*BRANO:*
--

COME SEMPRE è il Regno Unito a raccogliere le maggiori informazioni sulle varianti, perché è il Paese che monitora con la maggiore sistematicità quelle in circolazione. La prima buona notizia è che i vaccini a disposizione mantengono la loro protezione quasi inalterata anche sulla variante indiana, dopo la seconda dose. A stabilirlo è uno studio del Public Health England secondo cui l’efficacia del vaccino Pfizer scende appena, dal 93% al 88%, mentre per il vaccino AstraZeneca si passa dal 66 al 60%. La variante riesce però a “bucare” i vaccini nelle persone che hanno ricevuto una sola dose, in cui la protezione scende dal 51% al 33%.

LA PREOCCUPAZIONE degli esperti riguarda invece la contagiosità del virus, che secondo l’ultimo rapporto del Sage (il locale Comitato tecnico scientifico) nella variante indiana è maggiore che in quella inglese: il tasso di trasmissione risulta superiore del 50%. Questo rischia di far tornare al di sopra di 1 l’indice Rt nelle regioni nord-occidentali del Regno Unito. E di rovinare i piani di riapertura del governo di Boris Johnson.

Ma molti esperti mettono in dubbio l’affidabilità di queste stime. «Penso che sia molto difficile valutare la trasmissibilità intrinseca della variante B.1.617.2 quando i numeri sono troppo piccoli e l’unico termine di paragone (la variante B.1.1.7) è in declino. Ci sono molti potenziali fattori confondenti» scrive su Twitter il biologo molecolare Andrew Rambaut, professore all’università di Edimburgo e membro del Covid Genomics Uk Consortium (Cog-Uk).

ALLA DIFFUSIONE della variante indiana il governo risponde con test e vaccinazioni a tappeto nelle aree in cui si sospetta che la variante abbia attecchito: Bolton, Blackburn, Bedford.

L’ondata di test e vaccini è servita a tenere sotto controllo l’espansione dei focolai della variante sudafricana, ben più temibile in quanto essa è in grado di aggirare l’immunità acquisita e vanificare le campagne vaccinali.

--

*MATERIALE PROPOSTO:*
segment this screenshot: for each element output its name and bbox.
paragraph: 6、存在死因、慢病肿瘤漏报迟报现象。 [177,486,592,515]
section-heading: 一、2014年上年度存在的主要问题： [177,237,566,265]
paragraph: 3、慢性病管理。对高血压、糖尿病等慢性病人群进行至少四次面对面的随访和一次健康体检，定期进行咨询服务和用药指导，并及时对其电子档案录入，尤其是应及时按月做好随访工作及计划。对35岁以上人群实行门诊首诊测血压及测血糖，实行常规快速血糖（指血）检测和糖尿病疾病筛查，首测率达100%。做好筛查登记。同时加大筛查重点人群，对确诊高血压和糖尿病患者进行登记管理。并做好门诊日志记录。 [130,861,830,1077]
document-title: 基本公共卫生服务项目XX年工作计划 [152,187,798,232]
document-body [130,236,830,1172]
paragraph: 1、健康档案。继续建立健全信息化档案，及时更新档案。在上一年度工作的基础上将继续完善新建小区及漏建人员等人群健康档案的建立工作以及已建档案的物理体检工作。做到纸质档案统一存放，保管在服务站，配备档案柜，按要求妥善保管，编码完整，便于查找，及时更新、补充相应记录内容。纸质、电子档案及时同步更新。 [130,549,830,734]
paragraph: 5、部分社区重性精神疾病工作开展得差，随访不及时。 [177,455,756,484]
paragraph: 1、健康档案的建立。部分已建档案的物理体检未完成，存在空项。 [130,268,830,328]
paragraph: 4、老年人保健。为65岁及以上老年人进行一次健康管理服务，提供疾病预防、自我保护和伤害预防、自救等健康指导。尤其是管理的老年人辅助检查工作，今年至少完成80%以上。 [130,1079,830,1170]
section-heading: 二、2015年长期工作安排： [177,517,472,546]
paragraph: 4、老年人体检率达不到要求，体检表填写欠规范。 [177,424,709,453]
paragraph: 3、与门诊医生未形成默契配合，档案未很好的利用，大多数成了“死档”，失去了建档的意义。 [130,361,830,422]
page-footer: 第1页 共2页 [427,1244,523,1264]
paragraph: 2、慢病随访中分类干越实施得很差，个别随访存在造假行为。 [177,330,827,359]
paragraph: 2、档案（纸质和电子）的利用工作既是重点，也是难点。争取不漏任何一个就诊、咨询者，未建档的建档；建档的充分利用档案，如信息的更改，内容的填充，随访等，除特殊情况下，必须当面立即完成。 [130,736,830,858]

--

*COSA FARE:*
[A] Rispondi a queste domande usando il brano sulla variante indiana:
(i) Secondo lo studio del Public Health England, a quanto scende l'efficacia del vaccino Pfizer dopo la seconda dose?
(ii) Di quanto è superiore il tasso di trasmissione della variante indiana rispetto a quella inglese, secondo il rapporto del Sage?
(iii) In quale università insegna Andrew Rambaut?
[B] Elenca tutte le aree che il brano sulla variante indiana indica come destinatarie di test e vaccinazioni a tappeto.
[C] Sostituisci “focolai” con “cluster” nella parte del brano che comincia con “L’ondata di test” e finisce con “le campagne vaccinali.”, poi riscrivila.
I record non servono per svolgere gli esercizi.

*SOLUZIONI PER COMPITO:*
[A]
(i) All'88%.
(ii) Del 50%.
(iii) All'università di Edimburgo.

[B] Bolton, Blackburn, Bedford

[C]
L’ondata di test e vaccini è servita a tenere sotto controllo l’espansione dei cluster della variante sudafricana, ben più temibile in quanto essa è in grado di aggirare l’immunità acquisita e vanificare le campagne vaccinali.